WHAT NEEDS TO BE DONE |
Give the data below again exactly as written, without its pictures.

RECORDS TO PROCESS |
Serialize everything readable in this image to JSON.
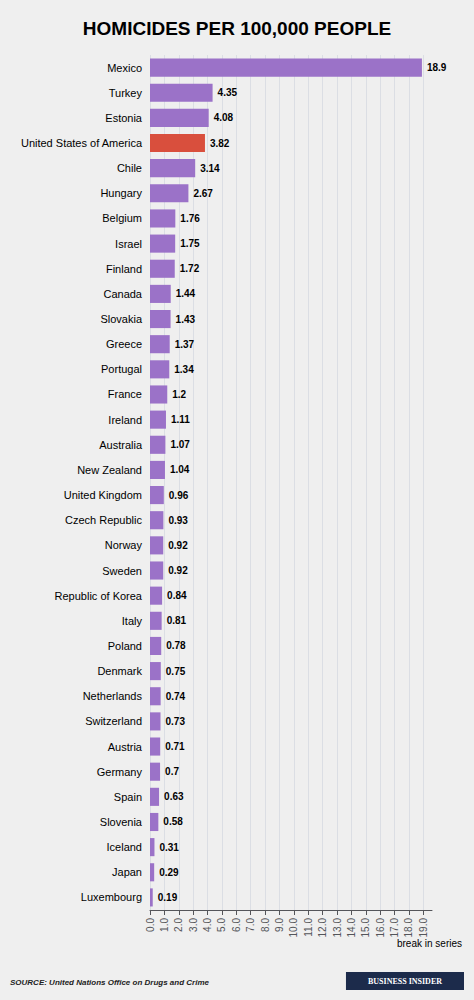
{
  "chart_data": {
    "type": "bar",
    "orientation": "horizontal",
    "title": "HOMICIDES PER 100,000 PEOPLE",
    "categories": [
      "Mexico",
      "Turkey",
      "Estonia",
      "United States of America",
      "Chile",
      "Hungary",
      "Belgium",
      "Israel",
      "Finland",
      "Canada",
      "Slovakia",
      "Greece",
      "Portugal",
      "France",
      "Ireland",
      "Australia",
      "New Zealand",
      "United Kingdom",
      "Czech Republic",
      "Norway",
      "Sweden",
      "Republic of Korea",
      "Italy",
      "Poland",
      "Denmark",
      "Netherlands",
      "Switzerland",
      "Austria",
      "Germany",
      "Spain",
      "Slovenia",
      "Iceland",
      "Japan",
      "Luxembourg"
    ],
    "values": [
      18.9,
      4.35,
      4.08,
      3.82,
      3.14,
      2.67,
      1.76,
      1.75,
      1.72,
      1.44,
      1.43,
      1.37,
      1.34,
      1.2,
      1.11,
      1.07,
      1.04,
      0.96,
      0.93,
      0.92,
      0.92,
      0.84,
      0.81,
      0.78,
      0.75,
      0.74,
      0.73,
      0.71,
      0.7,
      0.63,
      0.58,
      0.31,
      0.29,
      0.19
    ],
    "colors": [
      "#9b72c8",
      "#9b72c8",
      "#9b72c8",
      "#d94f3d",
      "#9b72c8",
      "#9b72c8",
      "#9b72c8",
      "#9b72c8",
      "#9b72c8",
      "#9b72c8",
      "#9b72c8",
      "#9b72c8",
      "#9b72c8",
      "#9b72c8",
      "#9b72c8",
      "#9b72c8",
      "#9b72c8",
      "#9b72c8",
      "#9b72c8",
      "#9b72c8",
      "#9b72c8",
      "#9b72c8",
      "#9b72c8",
      "#9b72c8",
      "#9b72c8",
      "#9b72c8",
      "#9b72c8",
      "#9b72c8",
      "#9b72c8",
      "#9b72c8",
      "#9b72c8",
      "#9b72c8",
      "#9b72c8",
      "#9b72c8"
    ],
    "xlim": [
      0,
      19.6
    ],
    "xticks": [
      {
        "value": 0,
        "label": "0.0"
      },
      {
        "value": 1,
        "label": "1.0"
      },
      {
        "value": 2,
        "label": "2.0"
      },
      {
        "value": 3,
        "label": "3.0"
      },
      {
        "value": 4,
        "label": "4.0"
      },
      {
        "value": 5,
        "label": "5.0"
      },
      {
        "value": 6,
        "label": "6.0"
      },
      {
        "value": 7,
        "label": "7.0"
      },
      {
        "value": 8,
        "label": "8.0"
      },
      {
        "value": 9,
        "label": "9.0"
      },
      {
        "value": 10,
        "label": "10.0"
      },
      {
        "value": 11,
        "label": "11.0"
      },
      {
        "value": 12,
        "label": "12.0"
      },
      {
        "value": 13,
        "label": "13.0"
      },
      {
        "value": 14,
        "label": "14.0"
      },
      {
        "value": 15,
        "label": "15.0"
      },
      {
        "value": 16,
        "label": "16.0"
      },
      {
        "value": 17,
        "label": "17.0"
      },
      {
        "value": 18,
        "label": "18.0"
      },
      {
        "value": 19,
        "label": "19.0"
      }
    ],
    "data_labels": true,
    "grid": true,
    "annotations": [
      "break in series",
      "BUSINESS INSIDER"
    ],
    "source": "SOURCE: United Nations Office on Drugs and Crime"
  }
}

EXPECTED ANSWER |
Serialize everything readable in this image to JSON.
{
  "chart_data": {
    "type": "bar",
    "orientation": "horizontal",
    "title": "HOMICIDES PER 100,000 PEOPLE",
    "categories": [
      "Mexico",
      "Turkey",
      "Estonia",
      "United States of America",
      "Chile",
      "Hungary",
      "Belgium",
      "Israel",
      "Finland",
      "Canada",
      "Slovakia",
      "Greece",
      "Portugal",
      "France",
      "Ireland",
      "Australia",
      "New Zealand",
      "United Kingdom",
      "Czech Republic",
      "Norway",
      "Sweden",
      "Republic of Korea",
      "Italy",
      "Poland",
      "Denmark",
      "Netherlands",
      "Switzerland",
      "Austria",
      "Germany",
      "Spain",
      "Slovenia",
      "Iceland",
      "Japan",
      "Luxembourg"
    ],
    "values": [
      18.9,
      4.35,
      4.08,
      3.82,
      3.14,
      2.67,
      1.76,
      1.75,
      1.72,
      1.44,
      1.43,
      1.37,
      1.34,
      1.2,
      1.11,
      1.07,
      1.04,
      0.96,
      0.93,
      0.92,
      0.92,
      0.84,
      0.81,
      0.78,
      0.75,
      0.74,
      0.73,
      0.71,
      0.7,
      0.63,
      0.58,
      0.31,
      0.29,
      0.19
    ],
    "colors": [
      "#9b72c8",
      "#9b72c8",
      "#9b72c8",
      "#d94f3d",
      "#9b72c8",
      "#9b72c8",
      "#9b72c8",
      "#9b72c8",
      "#9b72c8",
      "#9b72c8",
      "#9b72c8",
      "#9b72c8",
      "#9b72c8",
      "#9b72c8",
      "#9b72c8",
      "#9b72c8",
      "#9b72c8",
      "#9b72c8",
      "#9b72c8",
      "#9b72c8",
      "#9b72c8",
      "#9b72c8",
      "#9b72c8",
      "#9b72c8",
      "#9b72c8",
      "#9b72c8",
      "#9b72c8",
      "#9b72c8",
      "#9b72c8",
      "#9b72c8",
      "#9b72c8",
      "#9b72c8",
      "#9b72c8",
      "#9b72c8"
    ],
    "xlim": [
      0,
      19.6
    ],
    "xticks": [
      {
        "value": 0,
        "label": "0.0"
      },
      {
        "value": 1,
        "label": "1.0"
      },
      {
        "value": 2,
        "label": "2.0"
      },
      {
        "value": 3,
        "label": "3.0"
      },
      {
        "value": 4,
        "label": "4.0"
      },
      {
        "value": 5,
        "label": "5.0"
      },
      {
        "value": 6,
        "label": "6.0"
      },
      {
        "value": 7,
        "label": "7.0"
      },
      {
        "value": 8,
        "label": "8.0"
      },
      {
        "value": 9,
        "label": "9.0"
      },
      {
        "value": 10,
        "label": "10.0"
      },
      {
        "value": 11,
        "label": "11.0"
      },
      {
        "value": 12,
        "label": "12.0"
      },
      {
        "value": 13,
        "label": "13.0"
      },
      {
        "value": 14,
        "label": "14.0"
      },
      {
        "value": 15,
        "label": "15.0"
      },
      {
        "value": 16,
        "label": "16.0"
      },
      {
        "value": 17,
        "label": "17.0"
      },
      {
        "value": 18,
        "label": "18.0"
      },
      {
        "value": 19,
        "label": "19.0"
      }
    ],
    "data_labels": true,
    "grid": true,
    "annotations": [
      "break in series",
      "BUSINESS INSIDER"
    ],
    "source": "SOURCE: United Nations Office on Drugs and Crime"
  }
}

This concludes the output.